AIM OF THE TASK
I need each line of the entries below that includes the string "years".

SUPPLIED RECORDS
——————
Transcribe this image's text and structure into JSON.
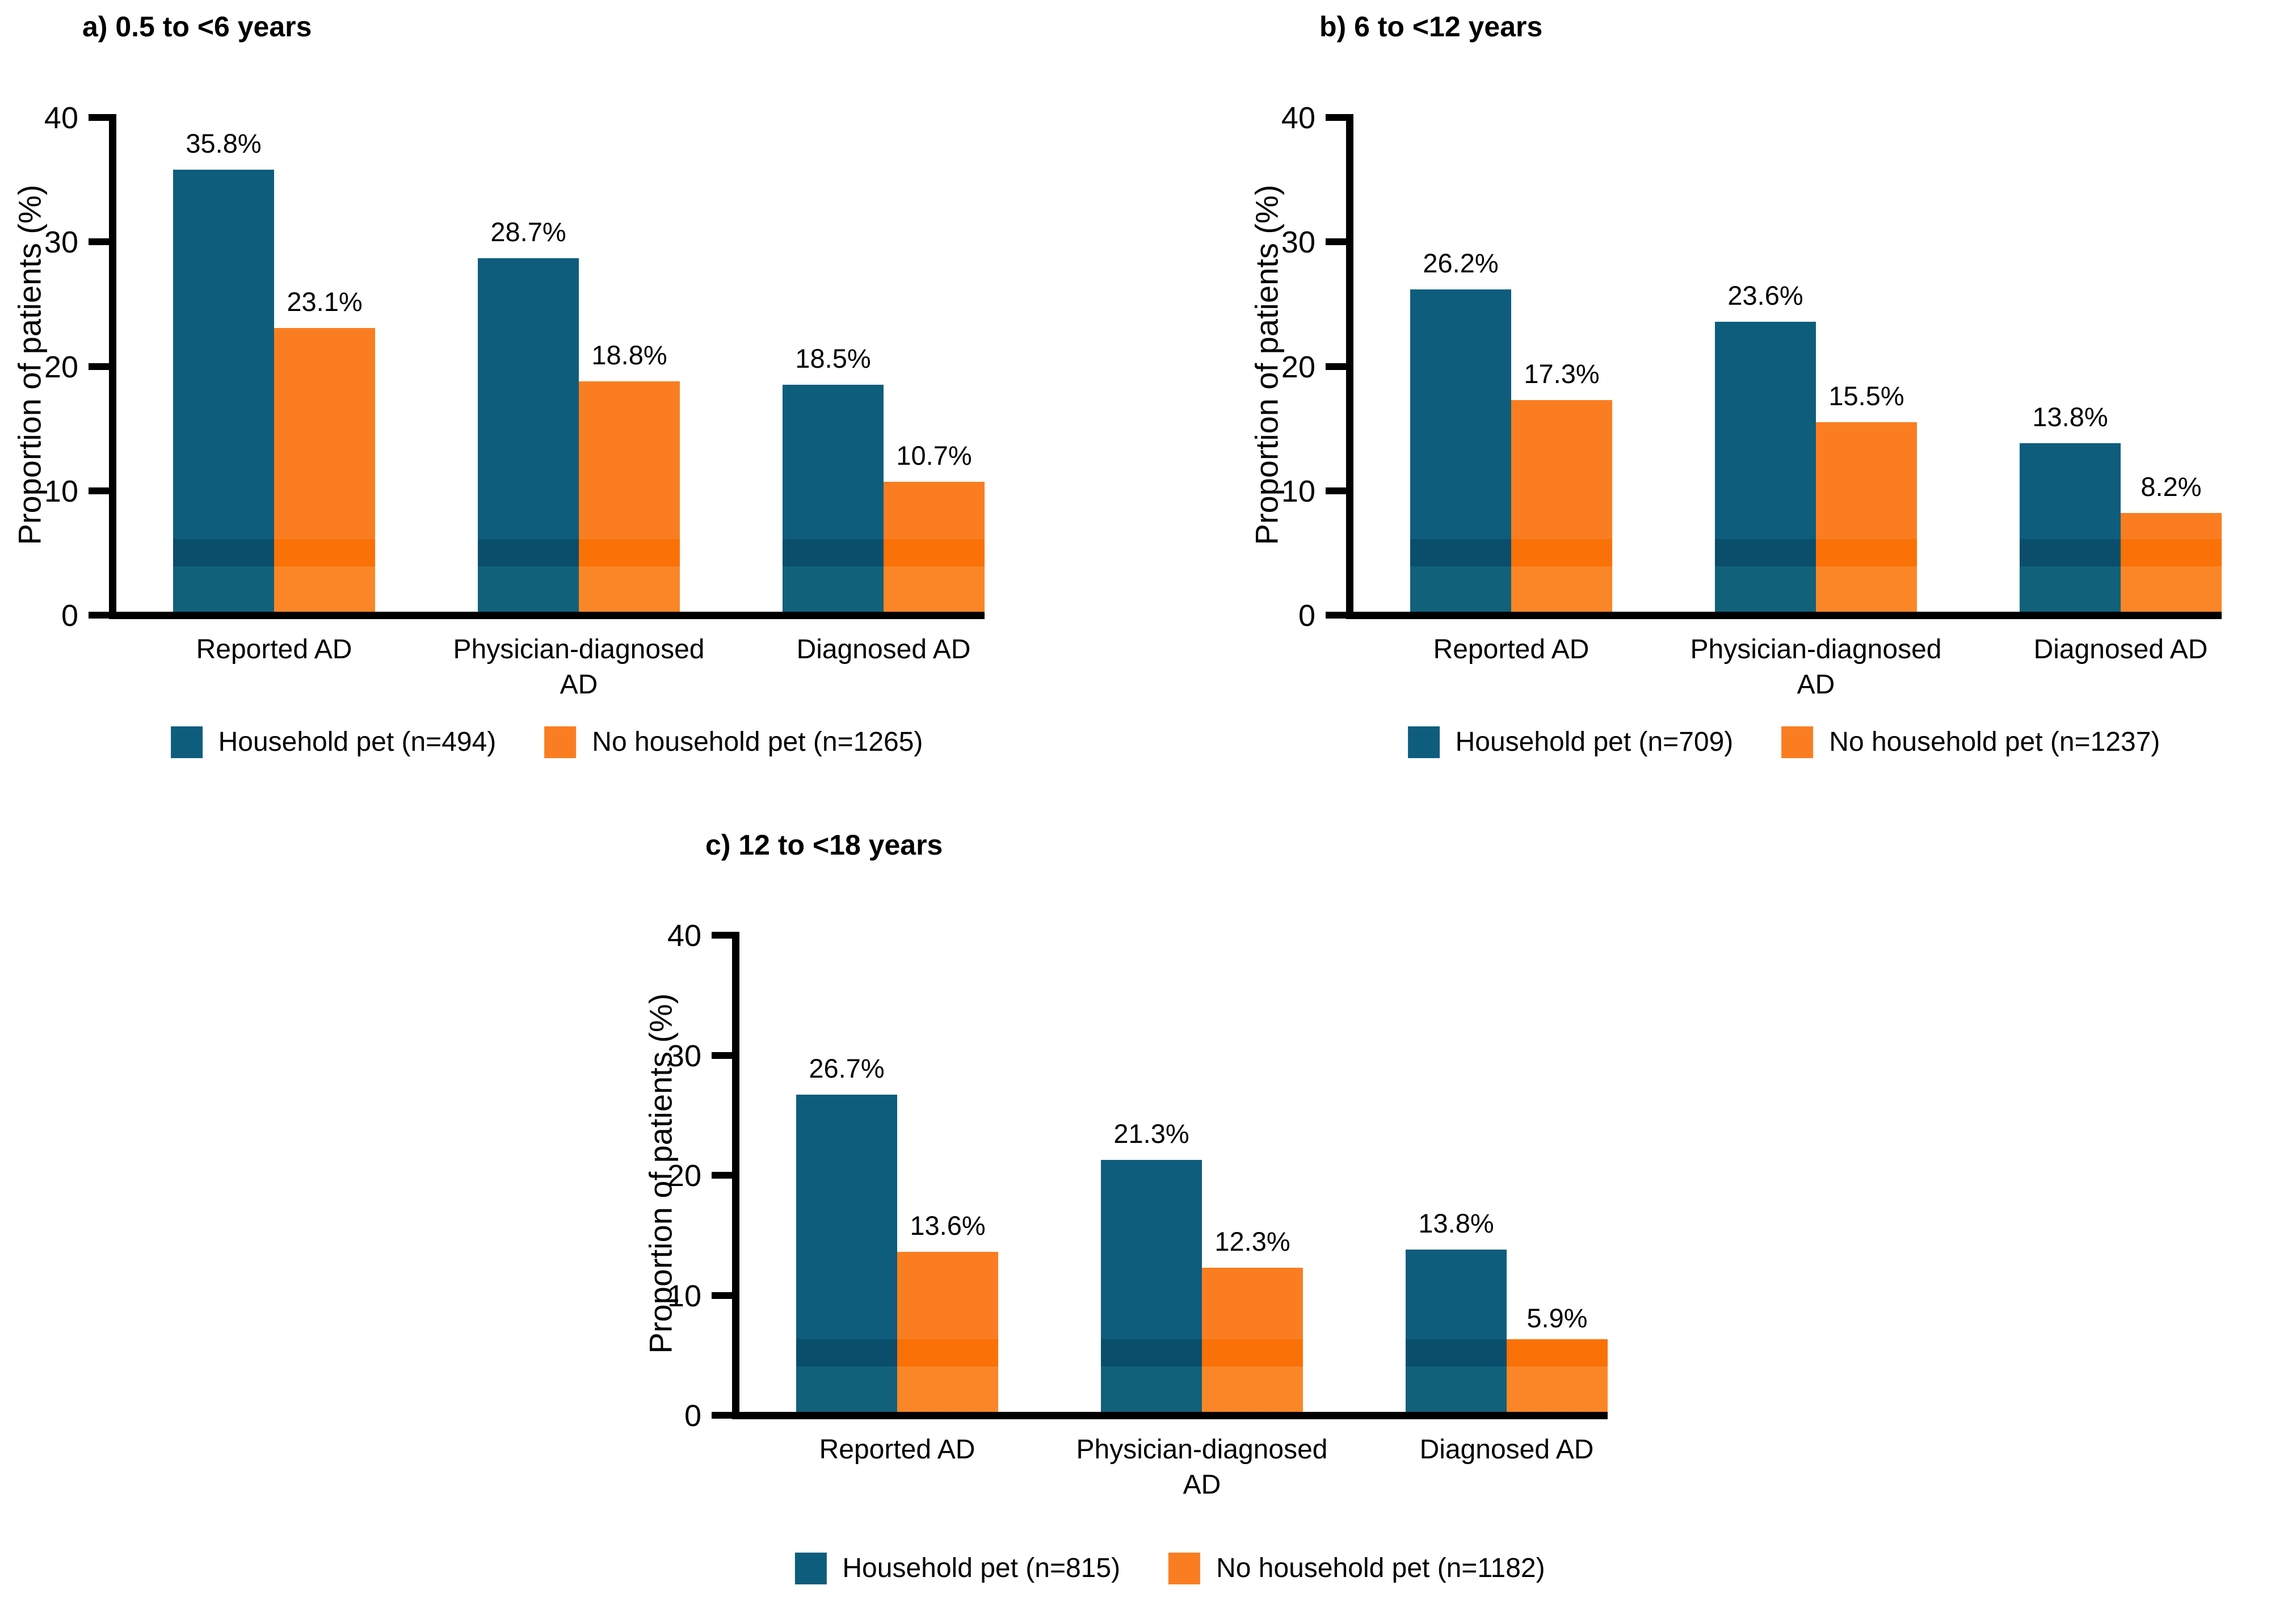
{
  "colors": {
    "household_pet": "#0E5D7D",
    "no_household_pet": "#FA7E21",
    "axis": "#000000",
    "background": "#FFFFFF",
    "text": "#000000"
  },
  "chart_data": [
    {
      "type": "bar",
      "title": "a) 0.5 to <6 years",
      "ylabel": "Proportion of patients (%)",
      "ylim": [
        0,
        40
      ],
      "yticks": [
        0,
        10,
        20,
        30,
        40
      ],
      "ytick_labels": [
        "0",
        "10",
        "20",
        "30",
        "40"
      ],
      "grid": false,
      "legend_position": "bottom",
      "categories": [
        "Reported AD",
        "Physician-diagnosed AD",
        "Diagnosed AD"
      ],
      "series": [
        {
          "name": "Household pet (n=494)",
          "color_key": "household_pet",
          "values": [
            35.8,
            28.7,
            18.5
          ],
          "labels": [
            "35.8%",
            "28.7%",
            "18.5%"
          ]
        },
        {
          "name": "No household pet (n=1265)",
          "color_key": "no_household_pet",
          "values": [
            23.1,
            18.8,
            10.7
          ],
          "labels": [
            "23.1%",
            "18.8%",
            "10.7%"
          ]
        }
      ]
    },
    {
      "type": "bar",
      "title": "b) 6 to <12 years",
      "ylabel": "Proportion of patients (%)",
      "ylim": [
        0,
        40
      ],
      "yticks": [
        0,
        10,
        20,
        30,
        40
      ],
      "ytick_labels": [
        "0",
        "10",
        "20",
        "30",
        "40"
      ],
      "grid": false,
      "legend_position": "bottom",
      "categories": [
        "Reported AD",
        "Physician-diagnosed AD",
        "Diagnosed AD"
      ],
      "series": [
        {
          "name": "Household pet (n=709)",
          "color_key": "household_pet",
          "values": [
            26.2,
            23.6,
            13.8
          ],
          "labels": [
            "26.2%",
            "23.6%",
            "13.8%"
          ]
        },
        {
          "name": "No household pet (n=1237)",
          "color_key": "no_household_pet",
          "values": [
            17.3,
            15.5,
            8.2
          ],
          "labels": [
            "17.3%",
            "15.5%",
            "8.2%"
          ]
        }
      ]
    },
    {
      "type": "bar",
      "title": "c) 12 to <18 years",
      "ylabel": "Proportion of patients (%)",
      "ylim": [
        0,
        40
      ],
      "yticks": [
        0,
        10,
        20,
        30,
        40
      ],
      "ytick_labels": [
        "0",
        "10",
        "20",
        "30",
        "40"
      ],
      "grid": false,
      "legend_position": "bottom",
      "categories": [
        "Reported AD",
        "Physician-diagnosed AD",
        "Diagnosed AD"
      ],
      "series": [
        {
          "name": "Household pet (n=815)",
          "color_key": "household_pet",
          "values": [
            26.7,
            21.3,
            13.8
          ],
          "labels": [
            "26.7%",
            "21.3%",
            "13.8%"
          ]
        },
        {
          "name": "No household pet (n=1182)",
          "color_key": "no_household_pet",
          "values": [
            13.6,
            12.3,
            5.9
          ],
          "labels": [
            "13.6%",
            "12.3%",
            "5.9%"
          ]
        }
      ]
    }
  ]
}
——————
RESULT FOR THIS EXERCISE
      "title": "a) 0.5 to <6 years",
      "title": "b) 6 to <12 years",
      "title": "c) 12 to <18 years",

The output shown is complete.